SHORT TASK:
Count the lines containing "Hans". Give the number alone.

EXTRACTED DATA:
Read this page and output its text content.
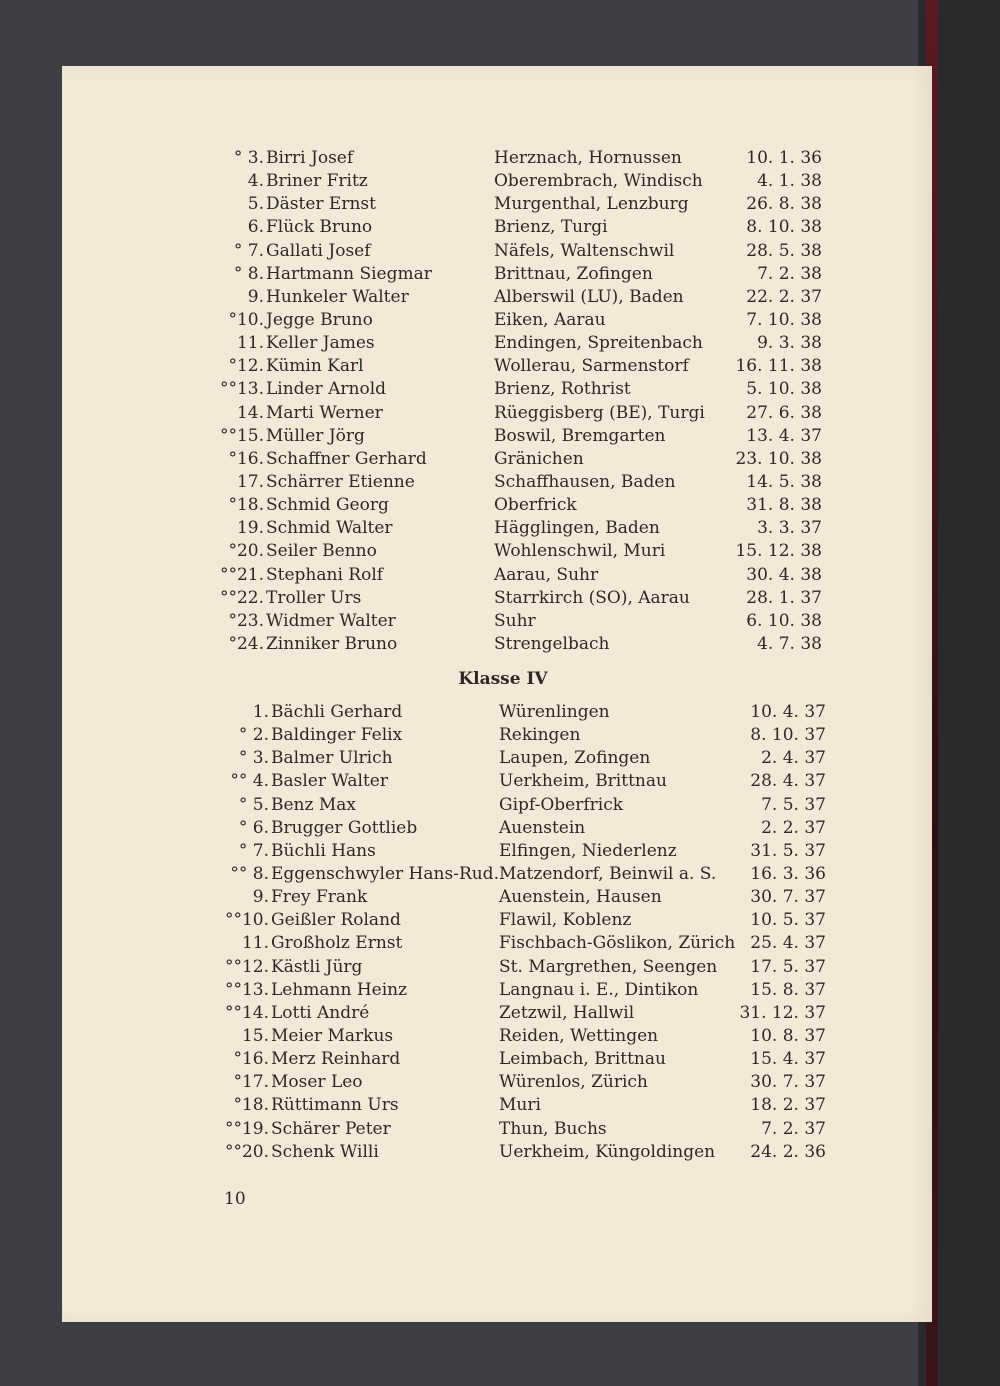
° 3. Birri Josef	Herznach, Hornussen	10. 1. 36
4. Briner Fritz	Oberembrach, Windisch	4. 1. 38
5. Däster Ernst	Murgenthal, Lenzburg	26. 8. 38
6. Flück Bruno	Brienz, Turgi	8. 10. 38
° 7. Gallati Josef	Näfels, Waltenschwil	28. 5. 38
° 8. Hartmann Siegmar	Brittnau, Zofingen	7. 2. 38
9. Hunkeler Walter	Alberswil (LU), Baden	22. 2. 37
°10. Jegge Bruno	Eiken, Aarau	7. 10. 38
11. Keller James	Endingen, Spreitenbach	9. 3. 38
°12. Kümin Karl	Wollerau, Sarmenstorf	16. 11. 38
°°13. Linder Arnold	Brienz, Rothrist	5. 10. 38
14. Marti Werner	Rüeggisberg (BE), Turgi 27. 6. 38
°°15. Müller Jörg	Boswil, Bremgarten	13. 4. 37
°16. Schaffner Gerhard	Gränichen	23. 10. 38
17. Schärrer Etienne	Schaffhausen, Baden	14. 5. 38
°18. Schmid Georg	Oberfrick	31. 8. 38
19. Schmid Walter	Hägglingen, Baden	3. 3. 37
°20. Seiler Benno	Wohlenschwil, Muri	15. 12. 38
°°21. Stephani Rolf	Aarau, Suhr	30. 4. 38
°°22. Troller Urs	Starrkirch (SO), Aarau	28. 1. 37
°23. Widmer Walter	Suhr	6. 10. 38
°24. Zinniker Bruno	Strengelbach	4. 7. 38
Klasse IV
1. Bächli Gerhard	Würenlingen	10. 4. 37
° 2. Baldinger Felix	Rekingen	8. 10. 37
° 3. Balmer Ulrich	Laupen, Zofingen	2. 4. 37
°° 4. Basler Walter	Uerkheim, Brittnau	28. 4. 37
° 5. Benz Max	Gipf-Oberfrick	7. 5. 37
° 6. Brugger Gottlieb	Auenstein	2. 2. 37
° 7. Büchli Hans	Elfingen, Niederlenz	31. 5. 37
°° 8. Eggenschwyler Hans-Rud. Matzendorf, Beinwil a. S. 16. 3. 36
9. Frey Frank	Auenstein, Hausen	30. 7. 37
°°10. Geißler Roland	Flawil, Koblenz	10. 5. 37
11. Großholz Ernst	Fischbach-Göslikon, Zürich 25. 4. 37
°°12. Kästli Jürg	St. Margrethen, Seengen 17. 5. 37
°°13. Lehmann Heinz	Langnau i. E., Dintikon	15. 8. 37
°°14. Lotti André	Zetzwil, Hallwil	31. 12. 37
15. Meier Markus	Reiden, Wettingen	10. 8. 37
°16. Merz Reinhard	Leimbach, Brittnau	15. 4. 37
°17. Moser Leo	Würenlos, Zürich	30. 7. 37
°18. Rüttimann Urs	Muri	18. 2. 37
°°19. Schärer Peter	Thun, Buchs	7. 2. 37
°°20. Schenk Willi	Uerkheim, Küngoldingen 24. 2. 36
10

REPLY:
2